>>>>

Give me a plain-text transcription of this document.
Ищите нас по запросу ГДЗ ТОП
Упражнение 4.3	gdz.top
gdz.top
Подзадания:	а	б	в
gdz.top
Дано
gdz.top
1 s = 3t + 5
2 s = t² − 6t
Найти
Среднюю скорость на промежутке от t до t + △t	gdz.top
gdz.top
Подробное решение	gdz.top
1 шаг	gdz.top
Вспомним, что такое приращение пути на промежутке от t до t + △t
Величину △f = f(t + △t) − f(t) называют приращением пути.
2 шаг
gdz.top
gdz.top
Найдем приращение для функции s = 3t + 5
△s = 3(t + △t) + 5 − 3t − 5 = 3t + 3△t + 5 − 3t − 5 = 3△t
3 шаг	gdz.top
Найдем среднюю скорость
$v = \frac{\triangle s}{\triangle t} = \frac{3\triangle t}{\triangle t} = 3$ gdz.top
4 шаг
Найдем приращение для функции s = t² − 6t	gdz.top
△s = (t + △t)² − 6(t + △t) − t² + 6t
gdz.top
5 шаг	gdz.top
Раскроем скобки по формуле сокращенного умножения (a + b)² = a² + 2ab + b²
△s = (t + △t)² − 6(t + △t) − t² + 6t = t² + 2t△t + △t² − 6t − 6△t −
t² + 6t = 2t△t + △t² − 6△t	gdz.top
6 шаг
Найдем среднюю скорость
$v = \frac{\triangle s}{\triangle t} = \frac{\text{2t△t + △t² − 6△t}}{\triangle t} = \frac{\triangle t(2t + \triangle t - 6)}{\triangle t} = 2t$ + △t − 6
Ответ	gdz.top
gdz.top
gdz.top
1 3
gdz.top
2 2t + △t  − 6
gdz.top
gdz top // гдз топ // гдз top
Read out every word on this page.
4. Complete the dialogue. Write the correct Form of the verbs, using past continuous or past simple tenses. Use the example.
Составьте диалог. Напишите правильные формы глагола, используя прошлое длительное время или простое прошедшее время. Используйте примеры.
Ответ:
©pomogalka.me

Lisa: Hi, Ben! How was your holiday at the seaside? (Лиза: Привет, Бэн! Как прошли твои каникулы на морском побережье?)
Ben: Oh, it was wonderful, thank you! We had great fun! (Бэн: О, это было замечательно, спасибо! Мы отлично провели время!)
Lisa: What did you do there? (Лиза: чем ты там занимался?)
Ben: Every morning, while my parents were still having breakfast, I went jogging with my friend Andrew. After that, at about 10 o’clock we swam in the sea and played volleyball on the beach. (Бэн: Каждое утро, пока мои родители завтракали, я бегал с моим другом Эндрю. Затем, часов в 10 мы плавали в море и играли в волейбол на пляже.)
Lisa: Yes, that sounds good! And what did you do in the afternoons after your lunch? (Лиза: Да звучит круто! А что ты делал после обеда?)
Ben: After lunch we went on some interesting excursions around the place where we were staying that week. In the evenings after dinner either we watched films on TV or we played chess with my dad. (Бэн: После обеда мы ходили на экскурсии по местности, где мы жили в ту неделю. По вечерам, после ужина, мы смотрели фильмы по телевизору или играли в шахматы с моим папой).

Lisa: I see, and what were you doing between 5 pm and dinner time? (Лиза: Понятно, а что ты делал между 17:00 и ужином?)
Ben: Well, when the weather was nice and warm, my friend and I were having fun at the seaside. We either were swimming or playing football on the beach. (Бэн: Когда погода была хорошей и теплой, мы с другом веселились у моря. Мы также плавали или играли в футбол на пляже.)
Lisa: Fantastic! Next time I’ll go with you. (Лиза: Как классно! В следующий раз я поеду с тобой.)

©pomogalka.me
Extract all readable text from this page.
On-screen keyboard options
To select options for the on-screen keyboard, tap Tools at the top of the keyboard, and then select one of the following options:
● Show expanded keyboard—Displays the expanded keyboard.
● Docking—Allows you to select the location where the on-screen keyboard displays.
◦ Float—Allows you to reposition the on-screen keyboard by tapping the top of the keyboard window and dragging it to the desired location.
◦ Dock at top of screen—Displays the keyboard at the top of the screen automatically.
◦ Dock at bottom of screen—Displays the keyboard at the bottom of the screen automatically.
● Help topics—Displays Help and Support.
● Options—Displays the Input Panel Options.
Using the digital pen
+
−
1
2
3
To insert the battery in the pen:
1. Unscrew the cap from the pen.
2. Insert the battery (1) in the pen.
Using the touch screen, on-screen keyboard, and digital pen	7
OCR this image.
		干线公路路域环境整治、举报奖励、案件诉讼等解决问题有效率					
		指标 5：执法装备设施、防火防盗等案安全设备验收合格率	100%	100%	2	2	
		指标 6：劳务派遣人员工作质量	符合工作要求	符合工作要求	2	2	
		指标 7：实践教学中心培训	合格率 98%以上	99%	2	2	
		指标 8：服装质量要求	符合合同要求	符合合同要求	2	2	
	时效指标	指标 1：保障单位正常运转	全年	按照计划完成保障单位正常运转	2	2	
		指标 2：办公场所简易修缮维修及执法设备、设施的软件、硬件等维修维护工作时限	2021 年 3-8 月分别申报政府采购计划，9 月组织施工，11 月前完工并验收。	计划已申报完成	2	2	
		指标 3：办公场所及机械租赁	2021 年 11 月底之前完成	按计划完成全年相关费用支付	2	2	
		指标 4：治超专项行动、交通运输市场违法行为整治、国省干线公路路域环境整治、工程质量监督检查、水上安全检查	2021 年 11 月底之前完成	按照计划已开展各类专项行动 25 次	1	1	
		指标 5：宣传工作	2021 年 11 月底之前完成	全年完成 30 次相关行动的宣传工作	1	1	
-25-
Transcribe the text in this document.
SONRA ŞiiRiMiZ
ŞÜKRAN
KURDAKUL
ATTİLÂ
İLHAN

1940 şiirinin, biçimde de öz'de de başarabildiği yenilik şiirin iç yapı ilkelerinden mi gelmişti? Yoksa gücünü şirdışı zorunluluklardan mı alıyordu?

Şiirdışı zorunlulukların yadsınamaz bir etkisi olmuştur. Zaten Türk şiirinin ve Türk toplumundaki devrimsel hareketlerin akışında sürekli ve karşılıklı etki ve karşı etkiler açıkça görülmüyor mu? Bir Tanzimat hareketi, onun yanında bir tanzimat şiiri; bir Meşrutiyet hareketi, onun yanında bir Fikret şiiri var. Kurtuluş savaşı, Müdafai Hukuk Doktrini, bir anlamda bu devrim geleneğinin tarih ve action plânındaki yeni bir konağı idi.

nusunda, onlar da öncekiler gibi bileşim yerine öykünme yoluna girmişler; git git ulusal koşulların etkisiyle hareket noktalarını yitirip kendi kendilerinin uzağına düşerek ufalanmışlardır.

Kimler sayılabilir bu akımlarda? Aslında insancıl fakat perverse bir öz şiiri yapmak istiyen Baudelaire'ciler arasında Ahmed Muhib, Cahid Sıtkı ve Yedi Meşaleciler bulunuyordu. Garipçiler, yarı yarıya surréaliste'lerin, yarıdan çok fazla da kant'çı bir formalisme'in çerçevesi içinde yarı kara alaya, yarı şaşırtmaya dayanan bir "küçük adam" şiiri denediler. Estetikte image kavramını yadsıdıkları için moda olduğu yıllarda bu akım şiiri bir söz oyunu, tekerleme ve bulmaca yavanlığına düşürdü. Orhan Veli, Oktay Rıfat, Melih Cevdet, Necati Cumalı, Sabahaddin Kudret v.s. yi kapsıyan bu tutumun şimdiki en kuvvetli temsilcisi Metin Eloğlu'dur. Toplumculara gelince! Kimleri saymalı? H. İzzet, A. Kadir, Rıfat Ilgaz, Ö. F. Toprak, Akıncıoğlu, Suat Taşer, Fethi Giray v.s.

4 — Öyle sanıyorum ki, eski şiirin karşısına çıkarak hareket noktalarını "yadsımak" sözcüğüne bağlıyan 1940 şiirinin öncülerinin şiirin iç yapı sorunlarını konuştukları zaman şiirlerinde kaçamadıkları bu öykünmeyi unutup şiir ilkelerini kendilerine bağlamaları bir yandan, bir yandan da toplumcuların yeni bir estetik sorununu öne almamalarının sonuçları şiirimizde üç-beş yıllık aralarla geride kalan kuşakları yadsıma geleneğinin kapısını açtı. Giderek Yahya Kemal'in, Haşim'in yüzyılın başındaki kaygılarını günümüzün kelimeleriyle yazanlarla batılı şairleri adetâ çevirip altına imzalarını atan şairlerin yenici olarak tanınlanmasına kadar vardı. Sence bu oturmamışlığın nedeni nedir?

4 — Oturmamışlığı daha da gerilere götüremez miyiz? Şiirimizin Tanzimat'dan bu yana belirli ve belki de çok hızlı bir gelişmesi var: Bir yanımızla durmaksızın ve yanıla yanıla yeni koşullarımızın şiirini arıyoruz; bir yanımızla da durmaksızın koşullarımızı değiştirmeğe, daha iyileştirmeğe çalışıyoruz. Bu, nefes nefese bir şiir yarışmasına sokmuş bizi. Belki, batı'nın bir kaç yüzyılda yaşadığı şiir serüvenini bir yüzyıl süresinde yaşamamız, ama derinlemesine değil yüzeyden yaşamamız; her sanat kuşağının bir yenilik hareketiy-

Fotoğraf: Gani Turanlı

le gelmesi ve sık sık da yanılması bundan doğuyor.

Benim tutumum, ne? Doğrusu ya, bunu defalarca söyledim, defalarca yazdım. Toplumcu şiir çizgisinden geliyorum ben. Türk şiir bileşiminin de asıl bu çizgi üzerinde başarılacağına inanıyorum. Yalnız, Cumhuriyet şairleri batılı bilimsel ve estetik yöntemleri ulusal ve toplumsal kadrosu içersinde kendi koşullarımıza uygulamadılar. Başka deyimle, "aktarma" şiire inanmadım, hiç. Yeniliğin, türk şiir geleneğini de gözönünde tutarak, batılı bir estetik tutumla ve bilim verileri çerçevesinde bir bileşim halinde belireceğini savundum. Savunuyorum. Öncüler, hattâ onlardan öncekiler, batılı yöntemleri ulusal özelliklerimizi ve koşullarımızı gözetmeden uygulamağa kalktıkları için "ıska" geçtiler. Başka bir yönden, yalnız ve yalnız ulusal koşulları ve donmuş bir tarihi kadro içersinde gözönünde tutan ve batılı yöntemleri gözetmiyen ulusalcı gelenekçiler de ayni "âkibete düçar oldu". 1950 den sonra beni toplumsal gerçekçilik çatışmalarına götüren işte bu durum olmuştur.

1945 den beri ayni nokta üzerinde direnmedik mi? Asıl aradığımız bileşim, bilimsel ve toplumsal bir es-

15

<<<<

Your answer should be only a number: how many lines of the data above contain the string "screen"?

7